[START RECORDS FOR THE EXERCISE]
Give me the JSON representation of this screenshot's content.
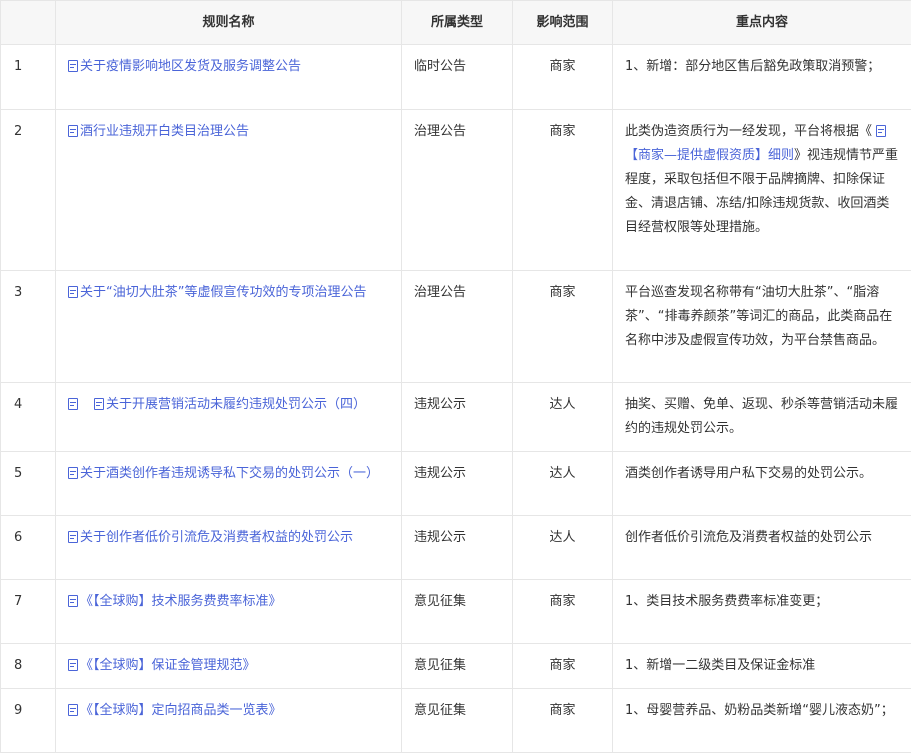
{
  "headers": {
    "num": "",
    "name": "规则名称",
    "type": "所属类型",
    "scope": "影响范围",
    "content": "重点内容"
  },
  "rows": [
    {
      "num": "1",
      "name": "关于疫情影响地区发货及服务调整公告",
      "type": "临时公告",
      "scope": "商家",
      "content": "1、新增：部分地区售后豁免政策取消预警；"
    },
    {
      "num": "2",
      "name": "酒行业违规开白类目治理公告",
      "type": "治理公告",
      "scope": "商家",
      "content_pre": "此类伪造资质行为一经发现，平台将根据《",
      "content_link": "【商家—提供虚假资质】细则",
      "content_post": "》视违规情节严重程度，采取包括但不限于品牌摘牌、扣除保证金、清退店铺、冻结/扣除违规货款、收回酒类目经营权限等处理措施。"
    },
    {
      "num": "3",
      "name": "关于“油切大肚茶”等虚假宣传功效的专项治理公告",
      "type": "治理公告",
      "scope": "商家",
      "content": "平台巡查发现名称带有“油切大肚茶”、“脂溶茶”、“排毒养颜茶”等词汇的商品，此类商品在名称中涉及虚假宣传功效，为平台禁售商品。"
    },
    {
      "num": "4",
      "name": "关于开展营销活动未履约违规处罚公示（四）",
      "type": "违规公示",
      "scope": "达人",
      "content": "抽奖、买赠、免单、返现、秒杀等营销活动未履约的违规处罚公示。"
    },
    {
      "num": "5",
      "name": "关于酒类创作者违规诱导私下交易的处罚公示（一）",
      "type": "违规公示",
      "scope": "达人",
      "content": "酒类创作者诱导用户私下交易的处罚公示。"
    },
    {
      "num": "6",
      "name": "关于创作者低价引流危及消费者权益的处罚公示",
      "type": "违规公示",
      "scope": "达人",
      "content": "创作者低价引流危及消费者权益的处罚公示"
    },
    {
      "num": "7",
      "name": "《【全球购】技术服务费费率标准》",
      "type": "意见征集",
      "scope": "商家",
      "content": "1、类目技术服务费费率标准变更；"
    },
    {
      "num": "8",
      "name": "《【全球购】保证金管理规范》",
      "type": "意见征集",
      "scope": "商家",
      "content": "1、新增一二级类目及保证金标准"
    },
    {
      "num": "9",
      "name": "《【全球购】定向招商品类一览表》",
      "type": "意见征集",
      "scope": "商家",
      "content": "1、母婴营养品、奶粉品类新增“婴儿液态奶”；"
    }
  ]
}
[END RECORDS FOR THE EXERCISE]
PROBLEM
In the copy, include no pictures; restate the listing above exactly.

ANSWER FOR THE TASK
Give me the JSON representation of this screenshot's content.
{
  "headers": {
    "num": "",
    "name": "规则名称",
    "type": "所属类型",
    "scope": "影响范围",
    "content": "重点内容"
  },
  "rows": [
    {
      "num": "1",
      "name": "关于疫情影响地区发货及服务调整公告",
      "type": "临时公告",
      "scope": "商家",
      "content": "1、新增：部分地区售后豁免政策取消预警；"
    },
    {
      "num": "2",
      "name": "酒行业违规开白类目治理公告",
      "type": "治理公告",
      "scope": "商家",
      "content_pre": "此类伪造资质行为一经发现，平台将根据《",
      "content_link": "【商家—提供虚假资质】细则",
      "content_post": "》视违规情节严重程度，采取包括但不限于品牌摘牌、扣除保证金、清退店铺、冻结/扣除违规货款、收回酒类目经营权限等处理措施。"
    },
    {
      "num": "3",
      "name": "关于“油切大肚茶”等虚假宣传功效的专项治理公告",
      "type": "治理公告",
      "scope": "商家",
      "content": "平台巡查发现名称带有“油切大肚茶”、“脂溶茶”、“排毒养颜茶”等词汇的商品，此类商品在名称中涉及虚假宣传功效，为平台禁售商品。"
    },
    {
      "num": "4",
      "name": "关于开展营销活动未履约违规处罚公示（四）",
      "type": "违规公示",
      "scope": "达人",
      "content": "抽奖、买赠、免单、返现、秒杀等营销活动未履约的违规处罚公示。"
    },
    {
      "num": "5",
      "name": "关于酒类创作者违规诱导私下交易的处罚公示（一）",
      "type": "违规公示",
      "scope": "达人",
      "content": "酒类创作者诱导用户私下交易的处罚公示。"
    },
    {
      "num": "6",
      "name": "关于创作者低价引流危及消费者权益的处罚公示",
      "type": "违规公示",
      "scope": "达人",
      "content": "创作者低价引流危及消费者权益的处罚公示"
    },
    {
      "num": "7",
      "name": "《【全球购】技术服务费费率标准》",
      "type": "意见征集",
      "scope": "商家",
      "content": "1、类目技术服务费费率标准变更；"
    },
    {
      "num": "8",
      "name": "《【全球购】保证金管理规范》",
      "type": "意见征集",
      "scope": "商家",
      "content": "1、新增一二级类目及保证金标准"
    },
    {
      "num": "9",
      "name": "《【全球购】定向招商品类一览表》",
      "type": "意见征集",
      "scope": "商家",
      "content": "1、母婴营养品、奶粉品类新增“婴儿液态奶”；"
    }
  ]
}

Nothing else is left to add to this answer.